» **What you will do**: Copy every line from the material below that holds "JSON".
--- START OF Provided records ---
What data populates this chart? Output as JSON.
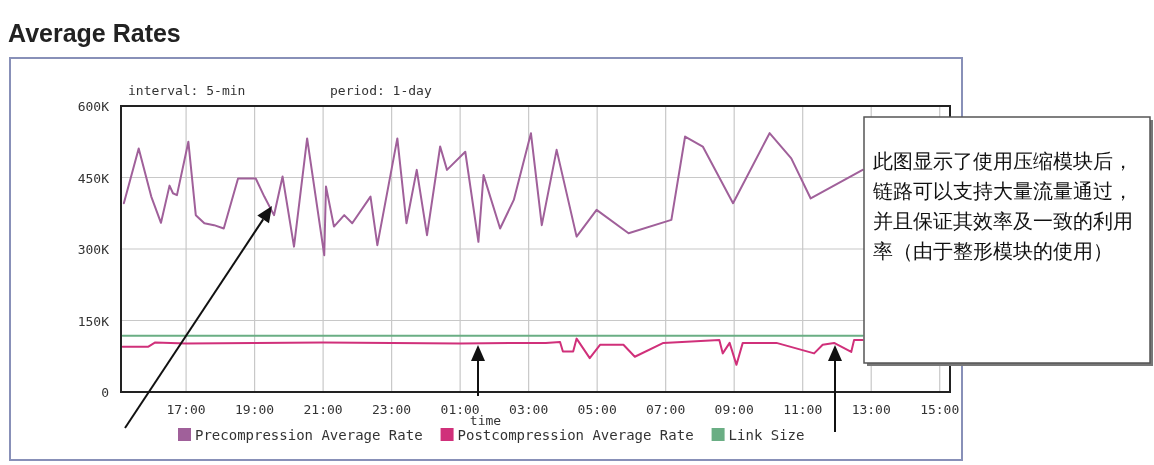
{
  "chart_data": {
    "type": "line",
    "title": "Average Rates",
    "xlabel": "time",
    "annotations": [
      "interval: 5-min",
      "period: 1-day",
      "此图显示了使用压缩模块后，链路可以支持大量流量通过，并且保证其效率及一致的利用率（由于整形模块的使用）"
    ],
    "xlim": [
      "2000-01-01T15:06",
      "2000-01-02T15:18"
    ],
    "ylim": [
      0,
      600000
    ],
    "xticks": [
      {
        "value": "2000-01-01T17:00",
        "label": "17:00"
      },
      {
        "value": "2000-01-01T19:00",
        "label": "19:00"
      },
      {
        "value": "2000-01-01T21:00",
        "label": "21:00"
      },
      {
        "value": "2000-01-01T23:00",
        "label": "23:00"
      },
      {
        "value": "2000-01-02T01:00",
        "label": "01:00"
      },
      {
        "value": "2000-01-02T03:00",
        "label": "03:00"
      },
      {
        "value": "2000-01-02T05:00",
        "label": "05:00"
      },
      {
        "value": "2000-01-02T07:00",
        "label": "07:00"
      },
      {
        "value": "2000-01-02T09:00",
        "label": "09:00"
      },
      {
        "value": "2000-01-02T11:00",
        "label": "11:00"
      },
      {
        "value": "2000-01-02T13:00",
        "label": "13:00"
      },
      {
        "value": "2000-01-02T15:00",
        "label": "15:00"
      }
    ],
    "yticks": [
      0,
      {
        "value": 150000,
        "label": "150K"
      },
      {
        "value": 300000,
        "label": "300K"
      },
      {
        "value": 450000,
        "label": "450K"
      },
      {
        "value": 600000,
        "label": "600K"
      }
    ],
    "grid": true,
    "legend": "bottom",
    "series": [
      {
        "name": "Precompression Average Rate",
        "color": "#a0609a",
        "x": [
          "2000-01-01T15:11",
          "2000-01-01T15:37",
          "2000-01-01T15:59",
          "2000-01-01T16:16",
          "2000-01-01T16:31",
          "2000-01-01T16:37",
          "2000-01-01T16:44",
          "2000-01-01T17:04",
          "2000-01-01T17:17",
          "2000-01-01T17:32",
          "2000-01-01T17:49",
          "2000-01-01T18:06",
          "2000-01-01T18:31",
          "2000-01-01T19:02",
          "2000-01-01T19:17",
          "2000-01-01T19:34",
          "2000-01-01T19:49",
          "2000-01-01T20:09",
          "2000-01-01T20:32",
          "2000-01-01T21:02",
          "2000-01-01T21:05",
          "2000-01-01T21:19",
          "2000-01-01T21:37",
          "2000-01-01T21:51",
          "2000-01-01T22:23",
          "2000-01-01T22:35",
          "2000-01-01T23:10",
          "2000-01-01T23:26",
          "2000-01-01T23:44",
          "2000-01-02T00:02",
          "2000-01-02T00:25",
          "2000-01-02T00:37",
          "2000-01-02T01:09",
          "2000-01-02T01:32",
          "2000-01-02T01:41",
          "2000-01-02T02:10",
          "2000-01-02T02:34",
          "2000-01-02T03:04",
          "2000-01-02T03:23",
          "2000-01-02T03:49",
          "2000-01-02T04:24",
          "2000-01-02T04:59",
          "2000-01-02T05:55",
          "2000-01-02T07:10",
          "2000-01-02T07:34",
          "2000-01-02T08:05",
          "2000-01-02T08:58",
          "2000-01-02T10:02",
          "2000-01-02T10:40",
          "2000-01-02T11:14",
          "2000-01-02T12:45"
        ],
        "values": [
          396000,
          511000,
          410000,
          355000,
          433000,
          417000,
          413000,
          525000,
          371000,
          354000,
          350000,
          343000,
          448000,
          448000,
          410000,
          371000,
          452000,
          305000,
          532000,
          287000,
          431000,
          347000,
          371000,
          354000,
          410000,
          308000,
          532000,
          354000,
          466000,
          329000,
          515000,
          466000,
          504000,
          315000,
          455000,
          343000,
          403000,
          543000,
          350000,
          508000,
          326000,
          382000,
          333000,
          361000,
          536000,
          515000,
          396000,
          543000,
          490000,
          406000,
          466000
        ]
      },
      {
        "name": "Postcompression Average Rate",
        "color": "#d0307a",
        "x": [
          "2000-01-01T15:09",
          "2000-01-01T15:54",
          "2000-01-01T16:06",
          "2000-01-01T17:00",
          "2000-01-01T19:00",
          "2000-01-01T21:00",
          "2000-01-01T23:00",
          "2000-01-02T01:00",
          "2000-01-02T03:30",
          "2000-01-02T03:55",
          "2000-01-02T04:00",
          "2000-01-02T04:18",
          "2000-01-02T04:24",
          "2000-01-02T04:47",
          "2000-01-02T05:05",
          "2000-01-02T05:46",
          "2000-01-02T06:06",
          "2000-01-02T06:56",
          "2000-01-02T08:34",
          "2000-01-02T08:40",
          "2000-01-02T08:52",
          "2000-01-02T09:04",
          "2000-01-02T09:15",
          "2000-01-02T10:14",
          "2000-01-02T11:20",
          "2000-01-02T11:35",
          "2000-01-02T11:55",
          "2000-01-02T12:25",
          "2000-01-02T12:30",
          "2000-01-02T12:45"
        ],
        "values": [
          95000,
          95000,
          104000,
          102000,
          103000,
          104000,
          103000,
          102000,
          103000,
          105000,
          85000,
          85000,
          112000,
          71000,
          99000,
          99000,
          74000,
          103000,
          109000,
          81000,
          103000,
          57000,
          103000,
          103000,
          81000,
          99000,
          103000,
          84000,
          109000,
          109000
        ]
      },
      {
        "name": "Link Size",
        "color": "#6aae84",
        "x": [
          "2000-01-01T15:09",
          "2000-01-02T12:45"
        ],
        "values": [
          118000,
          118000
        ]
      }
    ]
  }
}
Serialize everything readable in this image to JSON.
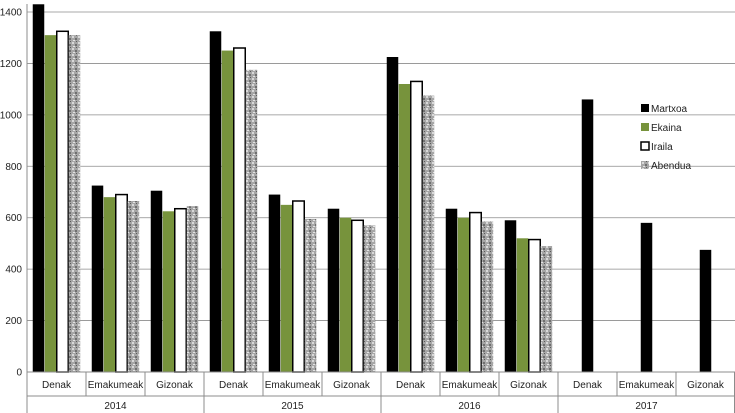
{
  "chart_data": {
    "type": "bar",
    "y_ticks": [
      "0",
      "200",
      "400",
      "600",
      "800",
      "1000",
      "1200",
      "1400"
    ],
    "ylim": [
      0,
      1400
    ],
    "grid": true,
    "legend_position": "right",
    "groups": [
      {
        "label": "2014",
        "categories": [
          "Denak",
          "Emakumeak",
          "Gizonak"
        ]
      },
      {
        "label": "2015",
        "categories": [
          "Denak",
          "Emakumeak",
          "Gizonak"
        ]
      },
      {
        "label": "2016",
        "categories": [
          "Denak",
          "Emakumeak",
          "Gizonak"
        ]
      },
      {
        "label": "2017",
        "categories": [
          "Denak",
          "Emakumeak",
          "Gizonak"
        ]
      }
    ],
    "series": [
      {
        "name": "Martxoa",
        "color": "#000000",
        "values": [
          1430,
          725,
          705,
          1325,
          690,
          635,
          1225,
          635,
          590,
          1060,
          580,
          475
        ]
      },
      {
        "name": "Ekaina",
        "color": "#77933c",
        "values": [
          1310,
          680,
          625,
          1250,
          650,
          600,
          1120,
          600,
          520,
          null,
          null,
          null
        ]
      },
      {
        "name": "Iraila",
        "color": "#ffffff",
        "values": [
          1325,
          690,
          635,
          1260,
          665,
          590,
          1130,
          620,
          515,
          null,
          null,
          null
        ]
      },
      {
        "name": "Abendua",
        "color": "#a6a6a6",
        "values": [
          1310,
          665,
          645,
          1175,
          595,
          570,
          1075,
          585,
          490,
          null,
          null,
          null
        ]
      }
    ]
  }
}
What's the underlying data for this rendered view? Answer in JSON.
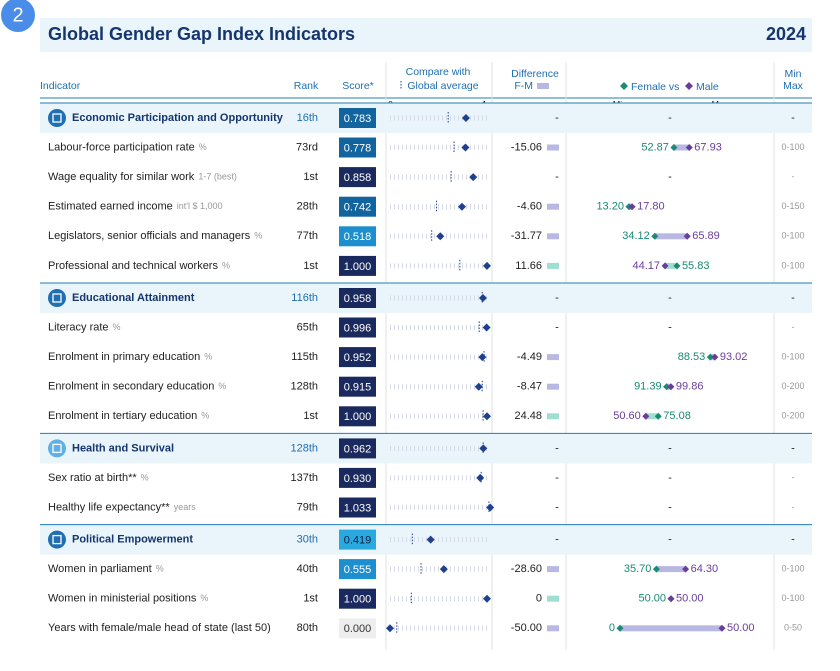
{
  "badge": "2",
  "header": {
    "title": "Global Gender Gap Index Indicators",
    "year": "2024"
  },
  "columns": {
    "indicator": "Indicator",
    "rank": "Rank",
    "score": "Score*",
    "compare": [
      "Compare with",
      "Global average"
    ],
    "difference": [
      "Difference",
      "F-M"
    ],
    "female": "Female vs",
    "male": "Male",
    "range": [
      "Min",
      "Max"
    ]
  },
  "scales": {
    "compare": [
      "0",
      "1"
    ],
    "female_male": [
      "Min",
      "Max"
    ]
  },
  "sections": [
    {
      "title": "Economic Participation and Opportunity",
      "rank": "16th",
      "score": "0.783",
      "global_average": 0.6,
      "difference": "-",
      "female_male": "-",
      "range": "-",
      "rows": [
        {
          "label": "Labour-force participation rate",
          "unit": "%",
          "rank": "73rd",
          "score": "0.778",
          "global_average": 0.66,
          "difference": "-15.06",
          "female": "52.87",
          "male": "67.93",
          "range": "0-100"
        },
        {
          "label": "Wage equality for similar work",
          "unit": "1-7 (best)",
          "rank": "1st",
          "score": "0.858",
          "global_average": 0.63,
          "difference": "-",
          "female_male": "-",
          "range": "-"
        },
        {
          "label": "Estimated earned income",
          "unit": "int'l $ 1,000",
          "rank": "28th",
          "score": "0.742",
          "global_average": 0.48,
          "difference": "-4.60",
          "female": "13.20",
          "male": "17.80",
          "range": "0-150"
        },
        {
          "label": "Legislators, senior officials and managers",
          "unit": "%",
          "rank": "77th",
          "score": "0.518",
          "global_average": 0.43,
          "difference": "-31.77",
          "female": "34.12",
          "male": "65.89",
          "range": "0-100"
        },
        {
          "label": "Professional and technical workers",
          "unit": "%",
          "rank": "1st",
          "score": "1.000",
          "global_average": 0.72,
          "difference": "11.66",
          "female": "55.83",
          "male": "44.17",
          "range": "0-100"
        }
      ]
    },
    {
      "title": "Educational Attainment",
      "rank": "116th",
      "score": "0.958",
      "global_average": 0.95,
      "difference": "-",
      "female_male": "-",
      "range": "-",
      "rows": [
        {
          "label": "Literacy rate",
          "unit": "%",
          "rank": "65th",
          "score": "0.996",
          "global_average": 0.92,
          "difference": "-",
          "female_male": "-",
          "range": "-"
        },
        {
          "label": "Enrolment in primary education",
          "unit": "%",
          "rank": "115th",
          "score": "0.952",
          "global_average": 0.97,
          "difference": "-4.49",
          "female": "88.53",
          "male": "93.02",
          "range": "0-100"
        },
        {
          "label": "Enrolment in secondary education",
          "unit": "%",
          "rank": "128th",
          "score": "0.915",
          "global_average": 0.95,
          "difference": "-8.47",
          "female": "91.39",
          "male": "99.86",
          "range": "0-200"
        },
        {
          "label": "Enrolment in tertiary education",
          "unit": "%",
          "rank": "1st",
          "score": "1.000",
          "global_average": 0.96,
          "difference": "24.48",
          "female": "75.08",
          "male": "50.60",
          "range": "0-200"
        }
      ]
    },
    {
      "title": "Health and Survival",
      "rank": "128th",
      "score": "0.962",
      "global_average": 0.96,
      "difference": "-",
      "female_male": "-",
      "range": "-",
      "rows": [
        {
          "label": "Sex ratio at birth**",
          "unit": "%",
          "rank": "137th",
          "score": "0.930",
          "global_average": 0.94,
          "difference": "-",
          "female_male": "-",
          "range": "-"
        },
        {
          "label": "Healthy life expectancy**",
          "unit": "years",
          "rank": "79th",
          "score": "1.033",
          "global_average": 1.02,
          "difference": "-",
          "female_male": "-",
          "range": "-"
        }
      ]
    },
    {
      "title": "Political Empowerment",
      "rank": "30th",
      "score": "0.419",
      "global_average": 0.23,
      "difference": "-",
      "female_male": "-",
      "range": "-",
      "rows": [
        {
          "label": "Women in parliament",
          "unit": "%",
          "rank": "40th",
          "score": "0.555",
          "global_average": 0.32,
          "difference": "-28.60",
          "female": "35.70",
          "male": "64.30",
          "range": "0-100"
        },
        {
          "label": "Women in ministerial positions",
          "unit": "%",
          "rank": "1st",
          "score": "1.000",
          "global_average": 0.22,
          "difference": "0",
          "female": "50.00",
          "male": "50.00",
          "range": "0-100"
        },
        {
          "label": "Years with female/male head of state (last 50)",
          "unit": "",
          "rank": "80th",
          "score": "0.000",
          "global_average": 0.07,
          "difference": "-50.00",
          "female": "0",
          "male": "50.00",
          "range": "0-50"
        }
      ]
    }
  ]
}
--- END OF Provided records ---
» **Complete response**:
What data populates this chart? Output as JSON.
Serialize everything readable in this image to JSON.
What's the underlying data for this rendered view? Answer in JSON.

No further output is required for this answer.